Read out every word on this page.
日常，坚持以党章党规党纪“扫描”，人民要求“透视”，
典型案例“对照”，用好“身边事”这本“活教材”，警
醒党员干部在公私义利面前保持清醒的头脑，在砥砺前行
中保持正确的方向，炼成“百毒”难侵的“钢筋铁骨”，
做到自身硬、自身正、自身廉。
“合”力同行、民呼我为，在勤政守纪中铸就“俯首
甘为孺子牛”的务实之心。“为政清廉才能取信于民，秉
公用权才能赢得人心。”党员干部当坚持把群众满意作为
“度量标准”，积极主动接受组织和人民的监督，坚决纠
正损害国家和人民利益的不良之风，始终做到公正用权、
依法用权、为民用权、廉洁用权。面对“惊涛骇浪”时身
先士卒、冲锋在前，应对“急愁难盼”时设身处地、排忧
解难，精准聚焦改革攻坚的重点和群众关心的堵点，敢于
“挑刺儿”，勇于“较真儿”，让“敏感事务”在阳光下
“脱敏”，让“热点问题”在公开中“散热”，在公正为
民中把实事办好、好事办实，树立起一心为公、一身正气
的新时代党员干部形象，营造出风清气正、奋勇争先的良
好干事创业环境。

• [The problem]
Produce an exact copy of all the records.

• [Reply to the task]
Read out every word on this page.
日常，坚持以党章党规党纪“扫描”，人民要求“透视”，
典型案例“对照”，用好“身边事”这本“活教材”，警
醒党员干部在公私义利面前保持清醒的头脑，在砥砺前行
中保持正确的方向，炼成“百毒”难侵的“钢筋铁骨”，
做到自身硬、自身正、自身廉。
“合”力同行、民呼我为，在勤政守纪中铸就“俯首
甘为孺子牛”的务实之心。“为政清廉才能取信于民，秉
公用权才能赢得人心。”党员干部当坚持把群众满意作为
“度量标准”，积极主动接受组织和人民的监督，坚决纠
正损害国家和人民利益的不良之风，始终做到公正用权、
依法用权、为民用权、廉洁用权。面对“惊涛骇浪”时身
先士卒、冲锋在前，应对“急愁难盼”时设身处地、排忧
解难，精准聚焦改革攻坚的重点和群众关心的堵点，敢于
“挑刺儿”，勇于“较真儿”，让“敏感事务”在阳光下
“脱敏”，让“热点问题”在公开中“散热”，在公正为
民中把实事办好、好事办实，树立起一心为公、一身正气
的新时代党员干部形象，营造出风清气正、奋勇争先的良
好干事创业环境。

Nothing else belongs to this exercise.